I spent two days at the Enterprise 2.0 conference in Boston last week to get the pulse of this emergent ecosystem of vendors, practitioners, consultants, and thought leaders and to connect with many of my favorite fellow travelers from the KM world. A lot has been written already about the conference, and as usual the earliest blog posts were reportage and those coming along this week a bit more reflective. See especially Cecil Dijoux, Esteban Kolsky, and Sameer Patel (so far).
On the vendor side, it’s clear that as the market is maturing; it’s all about the platform now (see my previous post) and there are a number to choose from. (Some look a lot like intranets, but I think we’re supposed to think that intranets are passé. To me, the intranet is the “home page of the enterprise,” social or not; it has to be where eyeballs start the day, where hands go to search, and where people connect with people and content.)
What felt different (and this has been said by many) is the shift in tone that occurred based on the selection of keynote speakers away from vendor pitches (with a glaring exception or two) and toward thinking about the nature of business and work. The Wall Street Journal picked up on Jive‘s CTO’s comment “that the emphasis has shifted toward business outcomes” in its article Enterprise 2.0 is growing up.” But it was not just about business outcomes.

Supplied material =
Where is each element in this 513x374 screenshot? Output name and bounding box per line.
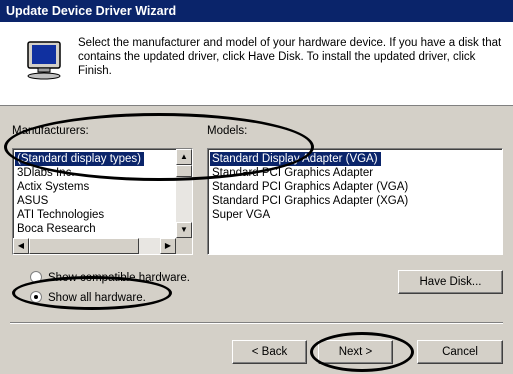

Set exercise A = In the Enterprise 2.0 conference post, what phrase does the author use to describe the intranet?
Set exercise B = Write the next part of the Enterprise 2.0 conference post, picking up after its final sentence.

Reply A = The "home page of the enterprise."

Reply B =
It was also about the nature of business, relationships (companies <-> customers <-> employees), and some pretty simple principles of management. I had picked Mike Gotta‘s workshop, Organization Next, to attend on Monday, bypassing (except for an occasional drop-in) the Blackbelt practitioner’s session. (Ok, so I was just looking for a larger picture all along and at least at this E2.0 conference I found a lot of good stuff to listen to.) Mike’s workshop was HR-focused, looking at ways that HR managers are coping with/thinking about responding to changes in the employer/employee relationship. Daniel Rasmus did a nifty scenario planning workshop that brought home the number of uncertainties that exist about the world we live in. Sara Roberts of Roberts Golden also did some great interactive exercises around organizational agility and change management. It didn’t feel like a technology conference at all.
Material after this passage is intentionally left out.